(SUPPLIED RECORDS)
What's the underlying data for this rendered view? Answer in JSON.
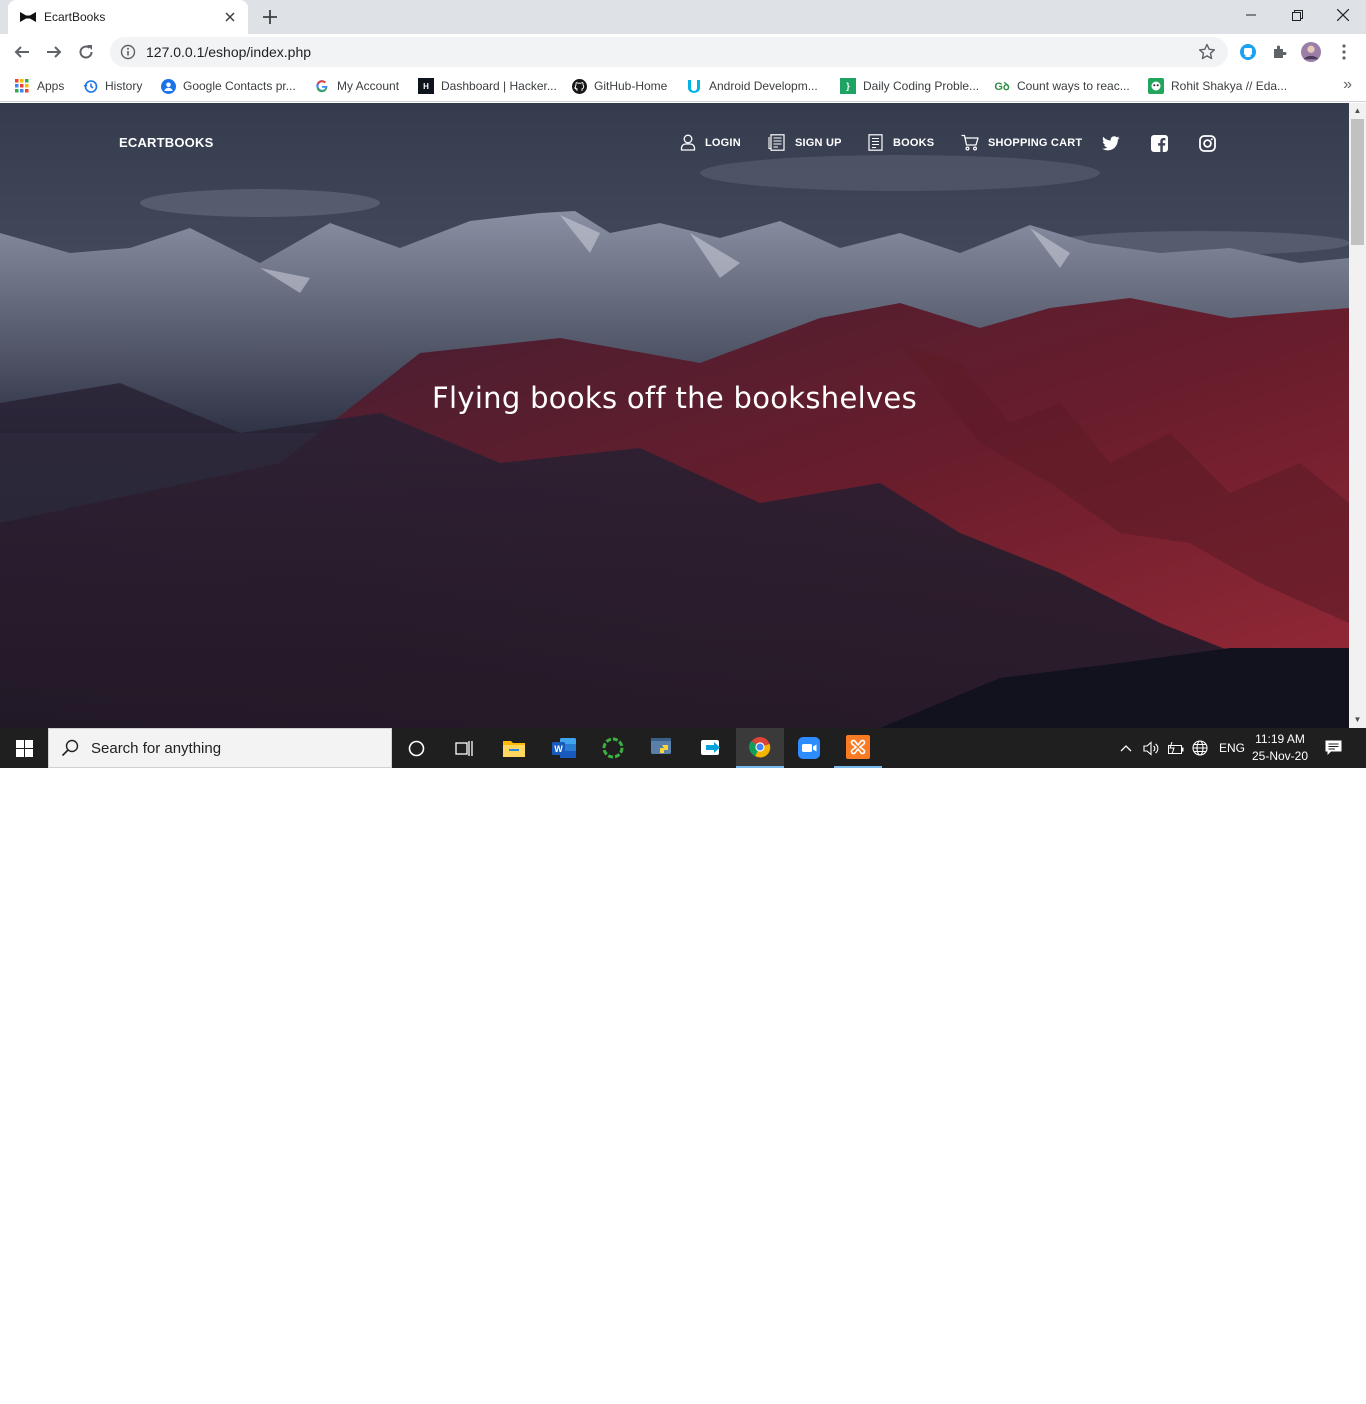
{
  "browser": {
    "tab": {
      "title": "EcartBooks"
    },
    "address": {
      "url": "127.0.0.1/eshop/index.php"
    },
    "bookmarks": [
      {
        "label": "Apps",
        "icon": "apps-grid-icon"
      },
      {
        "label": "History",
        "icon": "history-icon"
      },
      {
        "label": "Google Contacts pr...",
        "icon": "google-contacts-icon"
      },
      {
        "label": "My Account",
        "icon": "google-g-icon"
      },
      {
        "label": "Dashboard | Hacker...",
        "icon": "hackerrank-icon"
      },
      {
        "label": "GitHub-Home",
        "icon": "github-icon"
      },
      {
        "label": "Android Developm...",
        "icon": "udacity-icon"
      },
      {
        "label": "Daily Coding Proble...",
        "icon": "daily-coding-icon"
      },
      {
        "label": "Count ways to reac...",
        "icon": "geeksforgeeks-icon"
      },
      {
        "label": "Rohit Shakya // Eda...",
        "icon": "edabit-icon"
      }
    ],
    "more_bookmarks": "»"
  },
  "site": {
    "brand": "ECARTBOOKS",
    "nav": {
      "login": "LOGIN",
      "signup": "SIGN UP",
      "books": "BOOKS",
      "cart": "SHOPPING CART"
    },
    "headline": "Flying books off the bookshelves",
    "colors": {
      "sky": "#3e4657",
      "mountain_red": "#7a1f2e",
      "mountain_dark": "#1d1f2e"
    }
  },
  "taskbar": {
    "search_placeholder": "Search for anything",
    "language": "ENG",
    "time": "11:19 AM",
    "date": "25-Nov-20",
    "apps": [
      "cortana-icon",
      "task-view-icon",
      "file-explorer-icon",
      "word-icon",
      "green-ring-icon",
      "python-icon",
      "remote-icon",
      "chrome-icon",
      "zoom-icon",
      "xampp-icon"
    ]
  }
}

(BRIEF) Copy each line above precisely, dropping the pictures.

(EXERCISE SOLUTION)
What's the underlying data for this rendered view? Answer in JSON.
{
  "browser": {
    "tab": {
      "title": "EcartBooks"
    },
    "address": {
      "url": "127.0.0.1/eshop/index.php"
    },
    "bookmarks": [
      {
        "label": "Apps",
        "icon": "apps-grid-icon"
      },
      {
        "label": "History",
        "icon": "history-icon"
      },
      {
        "label": "Google Contacts pr...",
        "icon": "google-contacts-icon"
      },
      {
        "label": "My Account",
        "icon": "google-g-icon"
      },
      {
        "label": "Dashboard | Hacker...",
        "icon": "hackerrank-icon"
      },
      {
        "label": "GitHub-Home",
        "icon": "github-icon"
      },
      {
        "label": "Android Developm...",
        "icon": "udacity-icon"
      },
      {
        "label": "Daily Coding Proble...",
        "icon": "daily-coding-icon"
      },
      {
        "label": "Count ways to reac...",
        "icon": "geeksforgeeks-icon"
      },
      {
        "label": "Rohit Shakya // Eda...",
        "icon": "edabit-icon"
      }
    ],
    "more_bookmarks": "»"
  },
  "site": {
    "brand": "ECARTBOOKS",
    "nav": {
      "login": "LOGIN",
      "signup": "SIGN UP",
      "books": "BOOKS",
      "cart": "SHOPPING CART"
    },
    "headline": "Flying books off the bookshelves",
    "colors": {
      "sky": "#3e4657",
      "mountain_red": "#7a1f2e",
      "mountain_dark": "#1d1f2e"
    }
  },
  "taskbar": {
    "search_placeholder": "Search for anything",
    "language": "ENG",
    "time": "11:19 AM",
    "date": "25-Nov-20",
    "apps": [
      "cortana-icon",
      "task-view-icon",
      "file-explorer-icon",
      "word-icon",
      "green-ring-icon",
      "python-icon",
      "remote-icon",
      "chrome-icon",
      "zoom-icon",
      "xampp-icon"
    ]
  }
}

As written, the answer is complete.